#### SELECTED PASSAGE:
Start of Block

Oppenheimer and the demon heart of power.

Nolan’s movie is flecked with moments like these, small but fathoms-deep ruptures in the fast-running fabric of its narrative, teasing glimpses beyond its slick surface into a forbidden strata of disease and desire too terrifying to contemplate. Oppenheimer is a film constantly invaded by the shadow of a plutonium-stained black-gloved hand, a hand which stills its own tremble the closer it gets to the launch button, or to the neck of a man daring to defy the authority derived from it. Like the balled flash of Trinity, creased and veined with the particulate of invisible death, this otherwise regular story of a monumental figure is riven with a sickness neither potassium iodide nor Prussian blue can cure: the sickness of power, and what that power is prepared to do to a single life – what that power is prepared to do to all life. What Stanley Kubrick distilled in its absurd and comic mode in Dr Strangelove, Nolan is attempting to grasp in a serious manner in Oppenheimer. And in that attempt, in the strain of his effort, we see Nolan butting up against the limits of his own creativity, his own inclination for rationality and scientific rigour in his work, the often extreme literalness of his art. Rationality, after all, was the first thing betrayed in the world Oppenheimer helped to birth.

End of Block

#### PROBLEMS AND TASKS:
#1 List the three things that, according to the essay on Oppenheimer, Nolan is seen butting up against in the strain of his effort.
#2 In the essay on Oppenheimer, what sickness is said to be beyond the cure of potassium iodide or Prussian blue?
#3 Resume the essay on Nolan's Oppenheimer, picking up after its final sentence about rationality.

#### DATA SUPPLIED:
Start of Block

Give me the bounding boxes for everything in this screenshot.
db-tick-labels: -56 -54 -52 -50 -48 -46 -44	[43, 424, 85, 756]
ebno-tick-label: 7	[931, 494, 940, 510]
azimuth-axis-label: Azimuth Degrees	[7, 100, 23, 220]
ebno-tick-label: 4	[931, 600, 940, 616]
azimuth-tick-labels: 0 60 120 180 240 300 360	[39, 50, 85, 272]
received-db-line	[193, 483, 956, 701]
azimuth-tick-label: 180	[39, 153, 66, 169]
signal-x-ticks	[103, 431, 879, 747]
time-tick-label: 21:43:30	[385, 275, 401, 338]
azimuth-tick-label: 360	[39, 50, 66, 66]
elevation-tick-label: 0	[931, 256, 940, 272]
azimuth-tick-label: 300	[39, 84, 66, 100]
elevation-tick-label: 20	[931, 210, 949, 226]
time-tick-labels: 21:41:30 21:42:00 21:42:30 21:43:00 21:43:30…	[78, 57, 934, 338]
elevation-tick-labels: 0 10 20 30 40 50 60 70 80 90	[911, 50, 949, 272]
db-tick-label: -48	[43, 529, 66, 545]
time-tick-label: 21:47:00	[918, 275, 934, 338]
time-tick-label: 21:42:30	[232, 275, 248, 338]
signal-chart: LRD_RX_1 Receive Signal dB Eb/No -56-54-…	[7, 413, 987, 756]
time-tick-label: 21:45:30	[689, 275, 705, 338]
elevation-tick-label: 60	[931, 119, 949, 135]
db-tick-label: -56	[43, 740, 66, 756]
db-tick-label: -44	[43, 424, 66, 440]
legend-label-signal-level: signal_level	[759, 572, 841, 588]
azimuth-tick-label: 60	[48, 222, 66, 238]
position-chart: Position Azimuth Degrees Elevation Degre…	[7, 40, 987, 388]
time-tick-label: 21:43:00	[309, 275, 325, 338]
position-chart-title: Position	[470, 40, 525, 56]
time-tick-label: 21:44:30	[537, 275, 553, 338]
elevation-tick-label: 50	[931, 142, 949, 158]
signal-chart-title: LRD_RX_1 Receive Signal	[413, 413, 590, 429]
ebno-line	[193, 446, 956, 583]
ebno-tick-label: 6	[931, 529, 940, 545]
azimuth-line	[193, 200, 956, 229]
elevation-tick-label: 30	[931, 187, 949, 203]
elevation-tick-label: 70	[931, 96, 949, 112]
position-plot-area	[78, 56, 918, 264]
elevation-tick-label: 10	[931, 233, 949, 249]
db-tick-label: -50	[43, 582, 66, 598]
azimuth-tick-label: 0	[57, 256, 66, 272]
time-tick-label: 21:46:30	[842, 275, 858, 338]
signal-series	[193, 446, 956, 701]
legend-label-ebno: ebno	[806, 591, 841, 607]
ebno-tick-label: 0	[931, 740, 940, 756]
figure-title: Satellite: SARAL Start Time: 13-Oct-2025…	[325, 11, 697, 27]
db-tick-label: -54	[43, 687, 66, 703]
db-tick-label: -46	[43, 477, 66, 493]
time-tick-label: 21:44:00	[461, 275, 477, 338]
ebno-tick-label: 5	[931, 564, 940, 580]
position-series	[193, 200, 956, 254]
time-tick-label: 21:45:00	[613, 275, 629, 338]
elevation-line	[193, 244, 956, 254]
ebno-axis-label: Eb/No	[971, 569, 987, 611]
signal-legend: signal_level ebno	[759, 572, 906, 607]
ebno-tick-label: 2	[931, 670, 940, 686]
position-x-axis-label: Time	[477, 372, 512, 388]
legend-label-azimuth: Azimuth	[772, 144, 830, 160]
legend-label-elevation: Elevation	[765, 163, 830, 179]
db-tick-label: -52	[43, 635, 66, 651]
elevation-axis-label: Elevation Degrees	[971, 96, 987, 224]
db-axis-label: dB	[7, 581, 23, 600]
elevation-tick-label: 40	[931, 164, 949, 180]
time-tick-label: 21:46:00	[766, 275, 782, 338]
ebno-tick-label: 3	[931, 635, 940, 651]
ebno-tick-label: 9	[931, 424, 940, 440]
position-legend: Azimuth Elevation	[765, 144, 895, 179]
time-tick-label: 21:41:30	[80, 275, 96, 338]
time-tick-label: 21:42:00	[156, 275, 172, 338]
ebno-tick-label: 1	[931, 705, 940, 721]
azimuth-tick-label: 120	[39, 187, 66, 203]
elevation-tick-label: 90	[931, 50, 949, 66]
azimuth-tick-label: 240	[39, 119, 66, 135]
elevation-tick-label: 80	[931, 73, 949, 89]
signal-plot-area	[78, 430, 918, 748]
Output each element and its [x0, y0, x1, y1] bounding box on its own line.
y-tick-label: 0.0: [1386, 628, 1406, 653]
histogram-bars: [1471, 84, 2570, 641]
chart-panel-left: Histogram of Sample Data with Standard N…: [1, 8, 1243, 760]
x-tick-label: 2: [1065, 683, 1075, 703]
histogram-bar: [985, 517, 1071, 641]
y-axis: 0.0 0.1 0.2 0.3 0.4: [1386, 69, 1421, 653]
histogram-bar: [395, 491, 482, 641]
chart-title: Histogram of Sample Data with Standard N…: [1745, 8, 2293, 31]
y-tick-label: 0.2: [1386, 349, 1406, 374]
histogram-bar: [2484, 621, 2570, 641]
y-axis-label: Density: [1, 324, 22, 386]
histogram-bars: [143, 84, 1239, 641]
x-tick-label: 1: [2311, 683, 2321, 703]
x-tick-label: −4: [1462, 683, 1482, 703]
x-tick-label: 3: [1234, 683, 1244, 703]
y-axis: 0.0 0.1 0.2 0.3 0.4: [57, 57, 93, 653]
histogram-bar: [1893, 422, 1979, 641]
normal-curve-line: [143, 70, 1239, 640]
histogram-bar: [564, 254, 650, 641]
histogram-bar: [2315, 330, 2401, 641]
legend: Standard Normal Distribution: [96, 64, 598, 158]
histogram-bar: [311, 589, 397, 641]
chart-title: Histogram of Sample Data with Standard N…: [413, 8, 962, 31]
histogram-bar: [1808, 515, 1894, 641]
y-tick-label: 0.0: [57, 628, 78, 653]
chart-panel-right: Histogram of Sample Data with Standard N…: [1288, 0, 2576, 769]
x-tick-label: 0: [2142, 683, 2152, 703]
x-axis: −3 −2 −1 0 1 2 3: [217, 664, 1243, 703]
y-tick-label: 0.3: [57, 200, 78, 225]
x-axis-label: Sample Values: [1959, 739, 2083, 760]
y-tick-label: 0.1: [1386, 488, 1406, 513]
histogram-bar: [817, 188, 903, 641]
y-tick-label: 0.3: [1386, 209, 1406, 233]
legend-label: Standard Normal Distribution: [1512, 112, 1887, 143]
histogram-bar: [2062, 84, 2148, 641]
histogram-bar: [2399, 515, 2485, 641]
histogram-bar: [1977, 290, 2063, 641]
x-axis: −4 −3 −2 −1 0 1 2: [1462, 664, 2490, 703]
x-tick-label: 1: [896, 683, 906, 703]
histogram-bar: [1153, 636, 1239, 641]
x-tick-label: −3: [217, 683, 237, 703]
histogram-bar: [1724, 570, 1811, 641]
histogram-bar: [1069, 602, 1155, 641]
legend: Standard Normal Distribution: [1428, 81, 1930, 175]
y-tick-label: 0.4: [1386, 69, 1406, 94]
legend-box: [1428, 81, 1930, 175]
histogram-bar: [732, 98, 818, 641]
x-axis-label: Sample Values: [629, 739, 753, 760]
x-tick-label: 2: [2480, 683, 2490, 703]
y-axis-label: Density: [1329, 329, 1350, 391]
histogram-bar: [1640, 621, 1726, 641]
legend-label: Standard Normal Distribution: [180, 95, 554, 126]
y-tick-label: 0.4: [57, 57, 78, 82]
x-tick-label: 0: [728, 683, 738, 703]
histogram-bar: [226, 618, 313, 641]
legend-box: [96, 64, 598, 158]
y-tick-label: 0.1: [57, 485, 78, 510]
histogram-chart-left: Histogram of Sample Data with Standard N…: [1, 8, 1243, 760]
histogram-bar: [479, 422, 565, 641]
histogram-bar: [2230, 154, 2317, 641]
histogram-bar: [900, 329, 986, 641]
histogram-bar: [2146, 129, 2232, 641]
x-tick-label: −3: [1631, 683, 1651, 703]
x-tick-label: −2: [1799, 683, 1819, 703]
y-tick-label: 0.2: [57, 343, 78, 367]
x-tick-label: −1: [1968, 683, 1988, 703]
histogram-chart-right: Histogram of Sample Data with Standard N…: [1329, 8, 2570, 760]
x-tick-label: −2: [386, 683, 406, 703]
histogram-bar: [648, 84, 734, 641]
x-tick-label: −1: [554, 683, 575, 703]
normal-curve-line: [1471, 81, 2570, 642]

End of Block

#### ANSWERS TO THE PROBLEMS:
#1
- The limits of his own creativity
- His own inclination for rationality and scientific rigour in his work
- The often extreme literalness of his art

#2 The sickness of power.

#3
“They won’t fear it until they understand it,” Oppenheimer says to a midnight forum of scientists worried about ‘The Impact of the Gadget on Civilization’, “and they won’t understand it until they’ve used it.” Perhaps more than any other, “understand” is the most common and important word in the film. In his earliest work on the rules divining the structure of the universe, Neils Bohr is trying to “understand reality.” A lack of “understanding” is what non-scientists plead when they encounter Oppenheimer’s totemic mind and the eccentricity of the New Physics. It sums up the impasse and strife of a relationship, and acts as a bid for humility before a hostile interrogator. Ernest Lawrence understands “completely” the rule of secrecy he is expected to follow, then immediately breaks; it is what Lewis Strauss says whenever he is lying, what Teller utters as he leans forward and delivers the Judas kiss.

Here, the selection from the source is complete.